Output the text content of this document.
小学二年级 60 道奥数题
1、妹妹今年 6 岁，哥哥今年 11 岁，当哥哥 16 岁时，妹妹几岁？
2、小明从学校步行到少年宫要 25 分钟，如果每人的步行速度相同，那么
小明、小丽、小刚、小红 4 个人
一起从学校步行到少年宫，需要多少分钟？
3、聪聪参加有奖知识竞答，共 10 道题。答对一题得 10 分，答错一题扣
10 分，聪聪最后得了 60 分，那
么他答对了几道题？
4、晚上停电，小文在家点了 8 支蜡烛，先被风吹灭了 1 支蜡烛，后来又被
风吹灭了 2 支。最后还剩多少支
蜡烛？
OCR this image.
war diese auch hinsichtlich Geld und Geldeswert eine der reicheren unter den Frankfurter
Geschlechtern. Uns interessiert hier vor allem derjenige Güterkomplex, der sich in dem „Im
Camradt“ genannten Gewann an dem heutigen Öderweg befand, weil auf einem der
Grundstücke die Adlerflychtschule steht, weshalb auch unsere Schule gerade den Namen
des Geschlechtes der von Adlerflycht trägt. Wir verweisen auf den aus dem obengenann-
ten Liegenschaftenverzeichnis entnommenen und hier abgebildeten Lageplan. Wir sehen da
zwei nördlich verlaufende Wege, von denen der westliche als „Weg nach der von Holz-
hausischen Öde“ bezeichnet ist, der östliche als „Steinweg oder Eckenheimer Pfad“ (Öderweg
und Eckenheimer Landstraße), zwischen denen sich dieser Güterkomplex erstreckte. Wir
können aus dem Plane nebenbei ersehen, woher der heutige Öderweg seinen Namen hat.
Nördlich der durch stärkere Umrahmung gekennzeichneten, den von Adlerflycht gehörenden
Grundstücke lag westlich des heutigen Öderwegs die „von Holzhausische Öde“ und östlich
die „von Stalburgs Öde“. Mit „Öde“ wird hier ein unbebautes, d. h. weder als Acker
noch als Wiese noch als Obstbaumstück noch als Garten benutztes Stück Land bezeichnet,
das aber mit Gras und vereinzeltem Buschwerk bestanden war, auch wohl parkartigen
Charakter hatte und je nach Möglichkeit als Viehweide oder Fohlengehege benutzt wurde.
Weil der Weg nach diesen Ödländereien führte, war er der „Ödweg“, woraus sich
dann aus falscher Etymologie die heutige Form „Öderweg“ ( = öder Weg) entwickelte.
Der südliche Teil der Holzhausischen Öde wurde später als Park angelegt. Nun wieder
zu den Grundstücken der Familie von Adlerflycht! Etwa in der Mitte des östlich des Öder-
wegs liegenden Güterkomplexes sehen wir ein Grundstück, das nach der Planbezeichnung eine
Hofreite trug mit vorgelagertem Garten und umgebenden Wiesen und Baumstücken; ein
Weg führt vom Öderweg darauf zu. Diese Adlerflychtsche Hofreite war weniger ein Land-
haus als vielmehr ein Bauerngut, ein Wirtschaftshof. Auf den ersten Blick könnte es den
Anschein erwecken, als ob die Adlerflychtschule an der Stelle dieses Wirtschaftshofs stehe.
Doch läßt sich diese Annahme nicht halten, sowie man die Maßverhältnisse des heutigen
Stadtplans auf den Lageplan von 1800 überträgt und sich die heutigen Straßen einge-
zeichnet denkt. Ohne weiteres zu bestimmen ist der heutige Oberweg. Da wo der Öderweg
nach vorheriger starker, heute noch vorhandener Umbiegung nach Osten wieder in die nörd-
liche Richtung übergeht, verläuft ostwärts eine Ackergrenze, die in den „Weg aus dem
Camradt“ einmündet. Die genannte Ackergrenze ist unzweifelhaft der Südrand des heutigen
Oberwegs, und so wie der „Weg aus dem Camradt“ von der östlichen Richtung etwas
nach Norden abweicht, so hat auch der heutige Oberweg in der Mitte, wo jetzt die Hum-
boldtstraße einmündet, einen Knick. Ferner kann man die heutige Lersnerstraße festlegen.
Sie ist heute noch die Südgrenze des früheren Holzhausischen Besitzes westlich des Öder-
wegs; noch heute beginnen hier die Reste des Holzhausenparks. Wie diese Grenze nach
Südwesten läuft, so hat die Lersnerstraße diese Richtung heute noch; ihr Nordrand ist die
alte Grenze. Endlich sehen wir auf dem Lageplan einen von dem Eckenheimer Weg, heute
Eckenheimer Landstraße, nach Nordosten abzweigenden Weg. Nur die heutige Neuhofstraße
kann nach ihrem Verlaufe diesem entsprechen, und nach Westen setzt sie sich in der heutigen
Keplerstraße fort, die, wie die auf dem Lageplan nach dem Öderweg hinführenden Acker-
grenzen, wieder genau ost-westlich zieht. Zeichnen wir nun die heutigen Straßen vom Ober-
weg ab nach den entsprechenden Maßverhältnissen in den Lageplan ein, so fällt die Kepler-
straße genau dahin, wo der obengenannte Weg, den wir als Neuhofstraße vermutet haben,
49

WHAT YOU NEED TO DO -
Retype the whole listing, matching it exactly.

RESPONSE TO THE EXERCISE -
Output the text content of this document.
小学二年级 60 道奥数题
1、妹妹今年 6 岁，哥哥今年 11 岁，当哥哥 16 岁时，妹妹几岁？
2、小明从学校步行到少年宫要 25 分钟，如果每人的步行速度相同，那么
小明、小丽、小刚、小红 4 个人
一起从学校步行到少年宫，需要多少分钟？
3、聪聪参加有奖知识竞答，共 10 道题。答对一题得 10 分，答错一题扣
10 分，聪聪最后得了 60 分，那
么他答对了几道题？
4、晚上停电，小文在家点了 8 支蜡烛，先被风吹灭了 1 支蜡烛，后来又被
风吹灭了 2 支。最后还剩多少支
蜡烛？
OCR this image.
war diese auch hinsichtlich Geld und Geldeswert eine der reicheren unter den Frankfurter
Geschlechtern. Uns interessiert hier vor allem derjenige Güterkomplex, der sich in dem „Im
Camradt“ genannten Gewann an dem heutigen Öderweg befand, weil auf einem der
Grundstücke die Adlerflychtschule steht, weshalb auch unsere Schule gerade den Namen
des Geschlechtes der von Adlerflycht trägt. Wir verweisen auf den aus dem obengenann-
ten Liegenschaftenverzeichnis entnommenen und hier abgebildeten Lageplan. Wir sehen da
zwei nördlich verlaufende Wege, von denen der westliche als „Weg nach der von Holz-
hausischen Öde“ bezeichnet ist, der östliche als „Steinweg oder Eckenheimer Pfad“ (Öderweg
und Eckenheimer Landstraße), zwischen denen sich dieser Güterkomplex erstreckte. Wir
können aus dem Plane nebenbei ersehen, woher der heutige Öderweg seinen Namen hat.
Nördlich der durch stärkere Umrahmung gekennzeichneten, den von Adlerflycht gehörenden
Grundstücke lag westlich des heutigen Öderwegs die „von Holzhausische Öde“ und östlich
die „von Stalburgs Öde“. Mit „Öde“ wird hier ein unbebautes, d. h. weder als Acker
noch als Wiese noch als Obstbaumstück noch als Garten benutztes Stück Land bezeichnet,
das aber mit Gras und vereinzeltem Buschwerk bestanden war, auch wohl parkartigen
Charakter hatte und je nach Möglichkeit als Viehweide oder Fohlengehege benutzt wurde.
Weil der Weg nach diesen Ödländereien führte, war er der „Ödweg“, woraus sich
dann aus falscher Etymologie die heutige Form „Öderweg“ ( = öder Weg) entwickelte.
Der südliche Teil der Holzhausischen Öde wurde später als Park angelegt. Nun wieder
zu den Grundstücken der Familie von Adlerflycht! Etwa in der Mitte des östlich des Öder-
wegs liegenden Güterkomplexes sehen wir ein Grundstück, das nach der Planbezeichnung eine
Hofreite trug mit vorgelagertem Garten und umgebenden Wiesen und Baumstücken; ein
Weg führt vom Öderweg darauf zu. Diese Adlerflychtsche Hofreite war weniger ein Land-
haus als vielmehr ein Bauerngut, ein Wirtschaftshof. Auf den ersten Blick könnte es den
Anschein erwecken, als ob die Adlerflychtschule an der Stelle dieses Wirtschaftshofs stehe.
Doch läßt sich diese Annahme nicht halten, sowie man die Maßverhältnisse des heutigen
Stadtplans auf den Lageplan von 1800 überträgt und sich die heutigen Straßen einge-
zeichnet denkt. Ohne weiteres zu bestimmen ist der heutige Oberweg. Da wo der Öderweg
nach vorheriger starker, heute noch vorhandener Umbiegung nach Osten wieder in die nörd-
liche Richtung übergeht, verläuft ostwärts eine Ackergrenze, die in den „Weg aus dem
Camradt“ einmündet. Die genannte Ackergrenze ist unzweifelhaft der Südrand des heutigen
Oberwegs, und so wie der „Weg aus dem Camradt“ von der östlichen Richtung etwas
nach Norden abweicht, so hat auch der heutige Oberweg in der Mitte, wo jetzt die Hum-
boldtstraße einmündet, einen Knick. Ferner kann man die heutige Lersnerstraße festlegen.
Sie ist heute noch die Südgrenze des früheren Holzhausischen Besitzes westlich des Öder-
wegs; noch heute beginnen hier die Reste des Holzhausenparks. Wie diese Grenze nach
Südwesten läuft, so hat die Lersnerstraße diese Richtung heute noch; ihr Nordrand ist die
alte Grenze. Endlich sehen wir auf dem Lageplan einen von dem Eckenheimer Weg, heute
Eckenheimer Landstraße, nach Nordosten abzweigenden Weg. Nur die heutige Neuhofstraße
kann nach ihrem Verlaufe diesem entsprechen, und nach Westen setzt sie sich in der heutigen
Keplerstraße fort, die, wie die auf dem Lageplan nach dem Öderweg hinführenden Acker-
grenzen, wieder genau ost-westlich zieht. Zeichnen wir nun die heutigen Straßen vom Ober-
weg ab nach den entsprechenden Maßverhältnissen in den Lageplan ein, so fällt die Kepler-
straße genau dahin, wo der obengenannte Weg, den wir als Neuhofstraße vermutet haben,
49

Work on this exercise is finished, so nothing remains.